• _Brief_
How many lines of these records hold the string "CORRELATION"? Reply with the number alone.
● ● ● ● ● ● ●
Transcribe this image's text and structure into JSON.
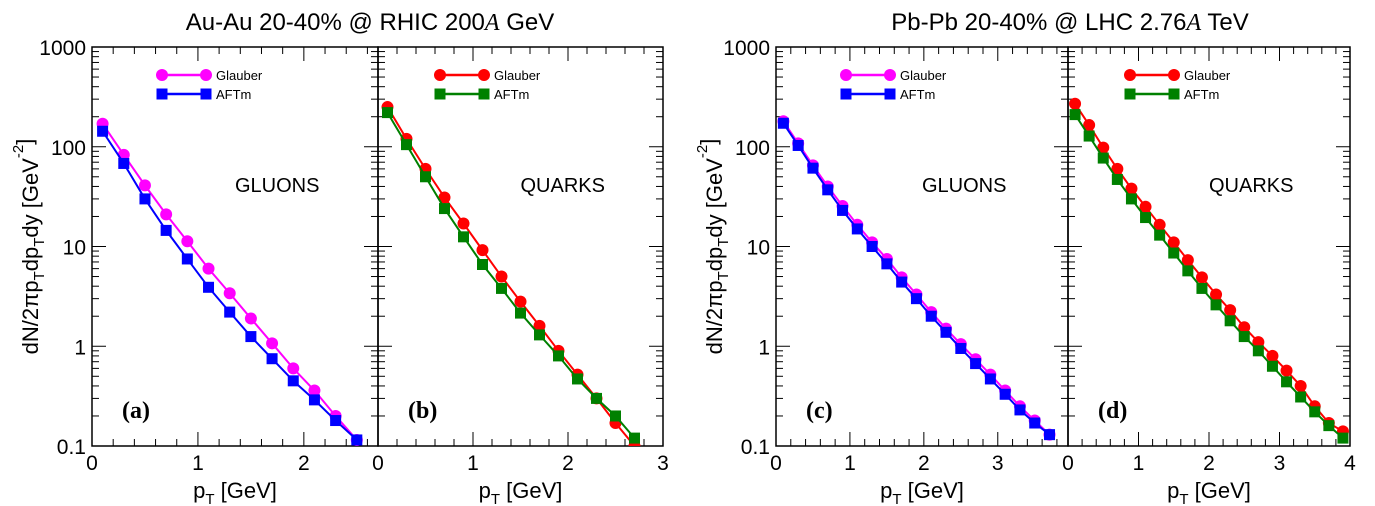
{
  "colors": {
    "glauber_gluons": "#ff00ff",
    "aftm_gluons": "#0000ff",
    "glauber_quarks": "#ff0000",
    "aftm_quarks": "#008000",
    "axis": "#000000"
  },
  "chart_data": [
    {
      "type": "line",
      "figure_title_parts": [
        "Au-Au 20-40% @ RHIC 200",
        "A",
        " GeV"
      ],
      "ylabel": "dN/2πp_T dp_T dy  [GeV^-2]",
      "ylabel_parts": [
        "dN/2πp",
        "T",
        "dp",
        "T",
        "dy  [GeV",
        "-2",
        "]"
      ],
      "yscale": "log",
      "ylim": [
        0.1,
        1000
      ],
      "y_tick_labels": [
        "0.1",
        "1",
        "10",
        "100",
        "1000"
      ],
      "panels": [
        {
          "panel_label": "(a)",
          "text": "GLUONS",
          "xlabel_parts": [
            "p",
            "T",
            " [GeV]"
          ],
          "xlim": [
            0,
            2.7
          ],
          "x_tick_labels": [
            "0",
            "1",
            "2"
          ],
          "legend_position": "top-left",
          "series": [
            {
              "name": "Glauber",
              "marker": "circle",
              "color": "#ff00ff",
              "x": [
                0.1,
                0.3,
                0.5,
                0.7,
                0.9,
                1.1,
                1.3,
                1.5,
                1.7,
                1.9,
                2.1,
                2.3,
                2.5
              ],
              "y": [
                170,
                83,
                41,
                21,
                11.3,
                6.0,
                3.4,
                1.9,
                1.07,
                0.6,
                0.36,
                0.2,
                0.115
              ]
            },
            {
              "name": "AFTm",
              "marker": "square",
              "color": "#0000ff",
              "x": [
                0.1,
                0.3,
                0.5,
                0.7,
                0.9,
                1.1,
                1.3,
                1.5,
                1.7,
                1.9,
                2.1,
                2.3,
                2.5
              ],
              "y": [
                143,
                68,
                30,
                14.5,
                7.5,
                3.9,
                2.2,
                1.25,
                0.75,
                0.45,
                0.29,
                0.18,
                0.115
              ]
            }
          ]
        },
        {
          "panel_label": "(b)",
          "text": "QUARKS",
          "xlabel_parts": [
            "p",
            "T",
            " [GeV]"
          ],
          "xlim": [
            0,
            3
          ],
          "x_tick_labels": [
            "0",
            "1",
            "2",
            "3"
          ],
          "legend_position": "top-left",
          "series": [
            {
              "name": "Glauber",
              "marker": "circle",
              "color": "#ff0000",
              "x": [
                0.1,
                0.3,
                0.5,
                0.7,
                0.9,
                1.1,
                1.3,
                1.5,
                1.7,
                1.9,
                2.1,
                2.3,
                2.5,
                2.7
              ],
              "y": [
                250,
                120,
                60,
                31,
                17,
                9.2,
                5.0,
                2.8,
                1.6,
                0.9,
                0.52,
                0.3,
                0.17,
                0.1
              ]
            },
            {
              "name": "AFTm",
              "marker": "square",
              "color": "#008000",
              "x": [
                0.1,
                0.3,
                0.5,
                0.7,
                0.9,
                1.1,
                1.3,
                1.5,
                1.7,
                1.9,
                2.1,
                2.3,
                2.5,
                2.7
              ],
              "y": [
                220,
                105,
                50,
                24,
                12.5,
                6.6,
                3.8,
                2.15,
                1.3,
                0.8,
                0.47,
                0.3,
                0.2,
                0.12
              ]
            }
          ]
        }
      ]
    },
    {
      "type": "line",
      "figure_title_parts": [
        "Pb-Pb 20-40% @ LHC 2.76",
        "A",
        " TeV"
      ],
      "ylabel": "dN/2πp_T dp_T dy  [GeV^-2]",
      "ylabel_parts": [
        "dN/2πp",
        "T",
        "dp",
        "T",
        "dy  [GeV",
        "-2",
        "]"
      ],
      "yscale": "log",
      "ylim": [
        0.1,
        1000
      ],
      "y_tick_labels": [
        "0.1",
        "1",
        "10",
        "100",
        "1000"
      ],
      "panels": [
        {
          "panel_label": "(c)",
          "text": "GLUONS",
          "xlabel_parts": [
            "p",
            "T",
            " [GeV]"
          ],
          "xlim": [
            0,
            3.95
          ],
          "x_tick_labels": [
            "0",
            "1",
            "2",
            "3"
          ],
          "legend_position": "top-left",
          "series": [
            {
              "name": "Glauber",
              "marker": "circle",
              "color": "#ff00ff",
              "x": [
                0.1,
                0.3,
                0.5,
                0.7,
                0.9,
                1.1,
                1.3,
                1.5,
                1.7,
                1.9,
                2.1,
                2.3,
                2.5,
                2.7,
                2.9,
                3.1,
                3.3,
                3.5,
                3.7
              ],
              "y": [
                180,
                108,
                65,
                40,
                25.5,
                16.5,
                11,
                7.5,
                4.9,
                3.3,
                2.2,
                1.5,
                1.05,
                0.74,
                0.52,
                0.36,
                0.25,
                0.18,
                0.13
              ]
            },
            {
              "name": "AFTm",
              "marker": "square",
              "color": "#0000ff",
              "x": [
                0.1,
                0.3,
                0.5,
                0.7,
                0.9,
                1.1,
                1.3,
                1.5,
                1.7,
                1.9,
                2.1,
                2.3,
                2.5,
                2.7,
                2.9,
                3.1,
                3.3,
                3.5,
                3.7
              ],
              "y": [
                172,
                103,
                61,
                37,
                23,
                15,
                10,
                6.7,
                4.4,
                3.0,
                2.0,
                1.38,
                0.95,
                0.67,
                0.47,
                0.33,
                0.23,
                0.17,
                0.13
              ]
            }
          ]
        },
        {
          "panel_label": "(d)",
          "text": "QUARKS",
          "xlabel_parts": [
            "p",
            "T",
            " [GeV]"
          ],
          "xlim": [
            0,
            4
          ],
          "x_tick_labels": [
            "0",
            "1",
            "2",
            "3",
            "4"
          ],
          "legend_position": "top-left",
          "series": [
            {
              "name": "Glauber",
              "marker": "circle",
              "color": "#ff0000",
              "x": [
                0.1,
                0.3,
                0.5,
                0.7,
                0.9,
                1.1,
                1.3,
                1.5,
                1.7,
                1.9,
                2.1,
                2.3,
                2.5,
                2.7,
                2.9,
                3.1,
                3.3,
                3.5,
                3.7,
                3.9
              ],
              "y": [
                270,
                165,
                98,
                60,
                38,
                25,
                16.5,
                11,
                7.3,
                4.9,
                3.3,
                2.3,
                1.55,
                1.1,
                0.8,
                0.57,
                0.4,
                0.25,
                0.17,
                0.14
              ]
            },
            {
              "name": "AFTm",
              "marker": "square",
              "color": "#008000",
              "x": [
                0.1,
                0.3,
                0.5,
                0.7,
                0.9,
                1.1,
                1.3,
                1.5,
                1.7,
                1.9,
                2.1,
                2.3,
                2.5,
                2.7,
                2.9,
                3.1,
                3.3,
                3.5,
                3.7,
                3.9
              ],
              "y": [
                210,
                128,
                77,
                47,
                30,
                19.5,
                13,
                8.6,
                5.7,
                3.8,
                2.6,
                1.8,
                1.25,
                0.9,
                0.63,
                0.44,
                0.31,
                0.22,
                0.16,
                0.12
              ]
            }
          ]
        }
      ]
    }
  ]
}
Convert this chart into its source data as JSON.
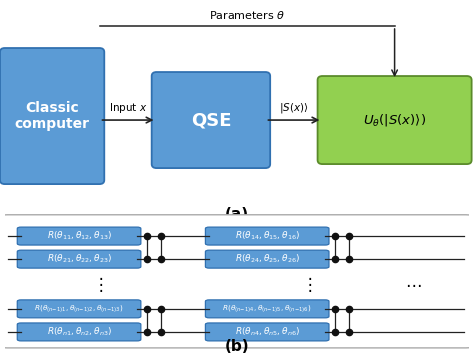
{
  "fig_width": 4.74,
  "fig_height": 3.55,
  "dpi": 100,
  "bg_color": "#ffffff",
  "box_color_blue": "#5b9bd5",
  "box_color_green": "#92d050",
  "line_color": "#222222",
  "dot_color": "#111111",
  "panel_a_label": "(a)",
  "panel_b_label": "(b)",
  "classic_computer_text": "Classic\ncomputer",
  "qse_text": "QSE",
  "u_theta_text": "$U_{\\theta}(|S(x)\\rangle)$",
  "params_label": "Parameters $\\theta$",
  "input_label": "Input $x$",
  "state_label": "$|S(x)\\rangle$",
  "r11_text": "$R(\\theta_{11},\\theta_{12},\\theta_{13})$",
  "r21_text": "$R(\\theta_{21},\\theta_{22},\\theta_{23})$",
  "r14_text": "$R(\\theta_{14},\\theta_{15},\\theta_{16})$",
  "r24_text": "$R(\\theta_{24},\\theta_{25},\\theta_{26})$",
  "rn1_text": "$R(\\theta_{(n\\!-\\!1)1},\\theta_{(n\\!-\\!1)2},\\theta_{(n\\!-\\!1)3})$",
  "rn2_text": "$R(\\theta_{n1},\\theta_{n2},\\theta_{n3})$",
  "rn4_text": "$R(\\theta_{(n\\!-\\!1)4},\\theta_{(n\\!-\\!1)5},\\theta_{(n\\!-\\!1)6})$",
  "rn5_text": "$R(\\theta_{n4},\\theta_{n5},\\theta_{n6})$",
  "vdots": "$\\vdots$",
  "hdots": "$\\cdots$"
}
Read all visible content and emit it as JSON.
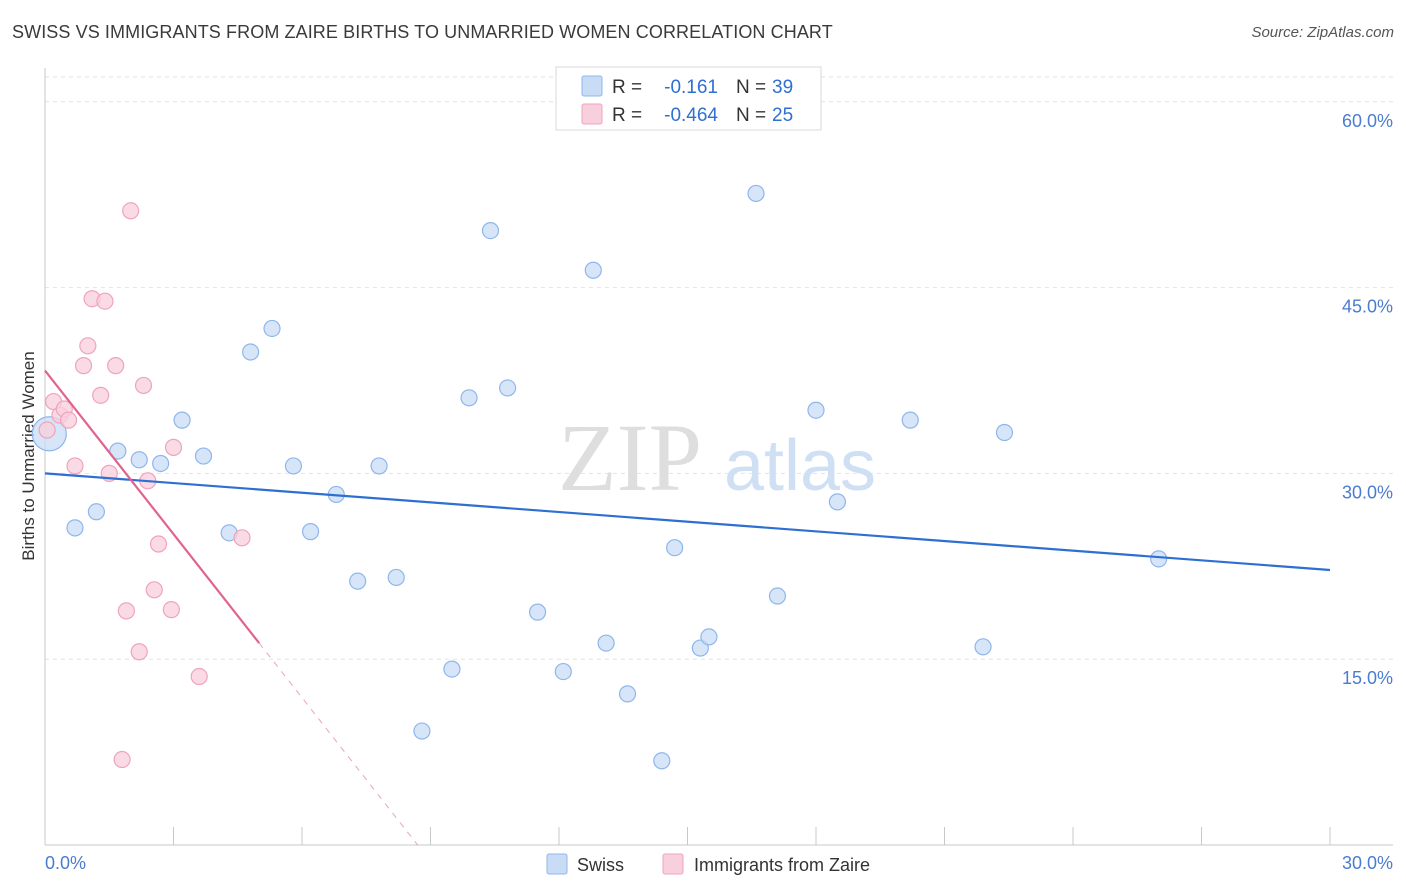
{
  "title": "SWISS VS IMMIGRANTS FROM ZAIRE BIRTHS TO UNMARRIED WOMEN CORRELATION CHART",
  "source": "Source: ZipAtlas.com",
  "watermark": {
    "zip": "ZIP",
    "atlas": "atlas"
  },
  "legend": {
    "rows": [
      {
        "r_label": "R = ",
        "r_value": "-0.161",
        "n_label": "N = ",
        "n_value": "39"
      },
      {
        "r_label": "R = ",
        "r_value": "-0.464",
        "n_label": "N = ",
        "n_value": "25"
      }
    ]
  },
  "chart_data": {
    "type": "scatter",
    "title": "SWISS VS IMMIGRANTS FROM ZAIRE BIRTHS TO UNMARRIED WOMEN CORRELATION CHART",
    "xlabel": "",
    "ylabel": "Births to Unmarried Women",
    "xlim": [
      0,
      30
    ],
    "ylim": [
      0,
      62
    ],
    "x_tick_labels": [
      "0.0%",
      "30.0%"
    ],
    "y_ticks": [
      15,
      30,
      45,
      60
    ],
    "y_tick_labels": [
      "15.0%",
      "30.0%",
      "45.0%",
      "60.0%"
    ],
    "grid": true,
    "series": [
      {
        "name": "Swiss",
        "color": "#8fb6ec",
        "fill": "#c9dcf6",
        "line_color": "#2f6fd1",
        "trend": {
          "x": [
            0,
            30
          ],
          "y": [
            30.0,
            22.2
          ]
        },
        "points": [
          {
            "x": 0.1,
            "y": 33.2,
            "big": true
          },
          {
            "x": 0.7,
            "y": 25.6
          },
          {
            "x": 1.2,
            "y": 26.9
          },
          {
            "x": 1.7,
            "y": 31.8
          },
          {
            "x": 2.2,
            "y": 31.1
          },
          {
            "x": 2.7,
            "y": 30.8
          },
          {
            "x": 3.2,
            "y": 34.3
          },
          {
            "x": 3.7,
            "y": 31.4
          },
          {
            "x": 4.3,
            "y": 25.2
          },
          {
            "x": 4.8,
            "y": 39.8
          },
          {
            "x": 5.3,
            "y": 41.7
          },
          {
            "x": 5.8,
            "y": 30.6
          },
          {
            "x": 6.2,
            "y": 25.3
          },
          {
            "x": 6.8,
            "y": 28.3
          },
          {
            "x": 7.3,
            "y": 21.3
          },
          {
            "x": 7.8,
            "y": 30.6
          },
          {
            "x": 8.2,
            "y": 21.6
          },
          {
            "x": 8.8,
            "y": 9.2
          },
          {
            "x": 9.5,
            "y": 14.2
          },
          {
            "x": 9.9,
            "y": 36.1
          },
          {
            "x": 10.4,
            "y": 49.6
          },
          {
            "x": 10.8,
            "y": 36.9
          },
          {
            "x": 11.5,
            "y": 18.8
          },
          {
            "x": 12.1,
            "y": 14.0
          },
          {
            "x": 12.8,
            "y": 46.4
          },
          {
            "x": 13.1,
            "y": 16.3
          },
          {
            "x": 13.6,
            "y": 12.2
          },
          {
            "x": 14.4,
            "y": 6.8
          },
          {
            "x": 14.7,
            "y": 24.0
          },
          {
            "x": 15.3,
            "y": 15.9
          },
          {
            "x": 15.5,
            "y": 16.8
          },
          {
            "x": 16.6,
            "y": 52.6
          },
          {
            "x": 17.1,
            "y": 20.1
          },
          {
            "x": 18.0,
            "y": 35.1
          },
          {
            "x": 18.5,
            "y": 27.7
          },
          {
            "x": 20.2,
            "y": 34.3
          },
          {
            "x": 21.9,
            "y": 16.0
          },
          {
            "x": 22.4,
            "y": 33.3
          },
          {
            "x": 26.0,
            "y": 23.1
          }
        ]
      },
      {
        "name": "Immigrants from Zaire",
        "color": "#f0a3bb",
        "fill": "#f8cfdc",
        "line_color": "#e0648f",
        "trend": {
          "x": [
            0,
            5.0
          ],
          "y": [
            38.3,
            16.3
          ]
        },
        "trend_dashed": {
          "x": [
            5.0,
            8.7
          ],
          "y": [
            16.3,
            0
          ]
        },
        "points": [
          {
            "x": 0.05,
            "y": 33.5
          },
          {
            "x": 0.2,
            "y": 35.8
          },
          {
            "x": 0.35,
            "y": 34.7
          },
          {
            "x": 0.45,
            "y": 35.2
          },
          {
            "x": 0.55,
            "y": 34.3
          },
          {
            "x": 0.7,
            "y": 30.6
          },
          {
            "x": 0.9,
            "y": 38.7
          },
          {
            "x": 1.0,
            "y": 40.3
          },
          {
            "x": 1.1,
            "y": 44.1
          },
          {
            "x": 1.3,
            "y": 36.3
          },
          {
            "x": 1.4,
            "y": 43.9
          },
          {
            "x": 1.5,
            "y": 30.0
          },
          {
            "x": 1.65,
            "y": 38.7
          },
          {
            "x": 1.8,
            "y": 6.9
          },
          {
            "x": 1.9,
            "y": 18.9
          },
          {
            "x": 2.0,
            "y": 51.2
          },
          {
            "x": 2.2,
            "y": 15.6
          },
          {
            "x": 2.3,
            "y": 37.1
          },
          {
            "x": 2.4,
            "y": 29.4
          },
          {
            "x": 2.55,
            "y": 20.6
          },
          {
            "x": 2.65,
            "y": 24.3
          },
          {
            "x": 2.95,
            "y": 19.0
          },
          {
            "x": 3.0,
            "y": 32.1
          },
          {
            "x": 3.6,
            "y": 13.6
          },
          {
            "x": 4.6,
            "y": 24.8
          }
        ]
      }
    ]
  }
}
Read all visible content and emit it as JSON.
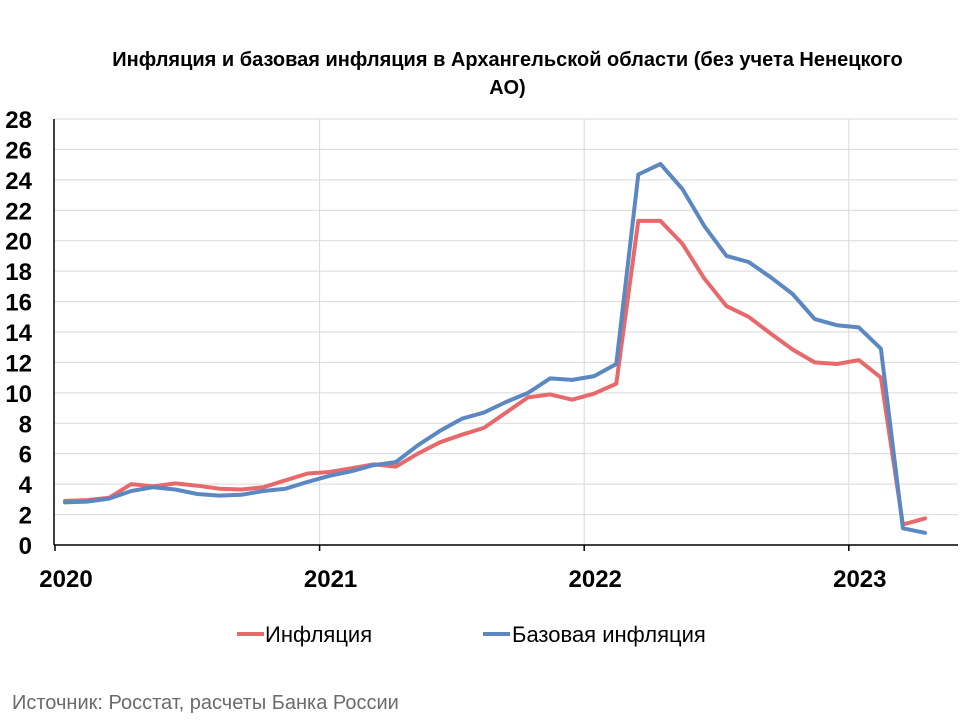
{
  "chart_data": {
    "type": "line",
    "title": "Инфляция и базовая инфляция в Архангельской области (без учета Ненецкого АО)",
    "xlabel": "",
    "ylabel": "",
    "ylim": [
      0,
      28
    ],
    "yticks": [
      0,
      2,
      4,
      6,
      8,
      10,
      12,
      14,
      16,
      18,
      20,
      22,
      24,
      26,
      28
    ],
    "x_tick_labels": [
      "2020",
      "2021",
      "2022",
      "2023"
    ],
    "grid": true,
    "legend_position": "bottom",
    "x": [
      "2020-01",
      "2020-02",
      "2020-03",
      "2020-04",
      "2020-05",
      "2020-06",
      "2020-07",
      "2020-08",
      "2020-09",
      "2020-10",
      "2020-11",
      "2020-12",
      "2021-01",
      "2021-02",
      "2021-03",
      "2021-04",
      "2021-05",
      "2021-06",
      "2021-07",
      "2021-08",
      "2021-09",
      "2021-10",
      "2021-11",
      "2021-12",
      "2022-01",
      "2022-02",
      "2022-03",
      "2022-04",
      "2022-05",
      "2022-06",
      "2022-07",
      "2022-08",
      "2022-09",
      "2022-10",
      "2022-11",
      "2022-12",
      "2023-01",
      "2023-02",
      "2023-03",
      "2023-04"
    ],
    "series": [
      {
        "name": "Инфляция",
        "color": "#E8696B",
        "values": [
          2.9,
          2.95,
          3.1,
          4.0,
          3.85,
          4.05,
          3.9,
          3.7,
          3.65,
          3.8,
          4.25,
          4.7,
          4.8,
          5.05,
          5.3,
          5.15,
          6.0,
          6.75,
          7.25,
          7.7,
          8.7,
          9.7,
          9.9,
          9.55,
          9.95,
          10.6,
          21.3,
          21.3,
          19.8,
          17.5,
          15.7,
          15.0,
          13.9,
          12.85,
          12.0,
          11.9,
          12.15,
          11.0,
          1.35,
          1.75
        ]
      },
      {
        "name": "Базовая инфляция",
        "color": "#5B88C2",
        "values": [
          2.8,
          2.85,
          3.05,
          3.55,
          3.8,
          3.65,
          3.35,
          3.25,
          3.3,
          3.55,
          3.7,
          4.15,
          4.55,
          4.85,
          5.25,
          5.45,
          6.55,
          7.5,
          8.3,
          8.7,
          9.4,
          10.0,
          10.95,
          10.85,
          11.1,
          11.9,
          24.35,
          25.05,
          23.4,
          20.95,
          19.0,
          18.6,
          17.6,
          16.5,
          14.85,
          14.45,
          14.3,
          12.9,
          1.1,
          0.8
        ]
      }
    ]
  },
  "source": "Источник: Росстат, расчеты Банка России"
}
● ● ● ● ● ● ●
• _The result_
2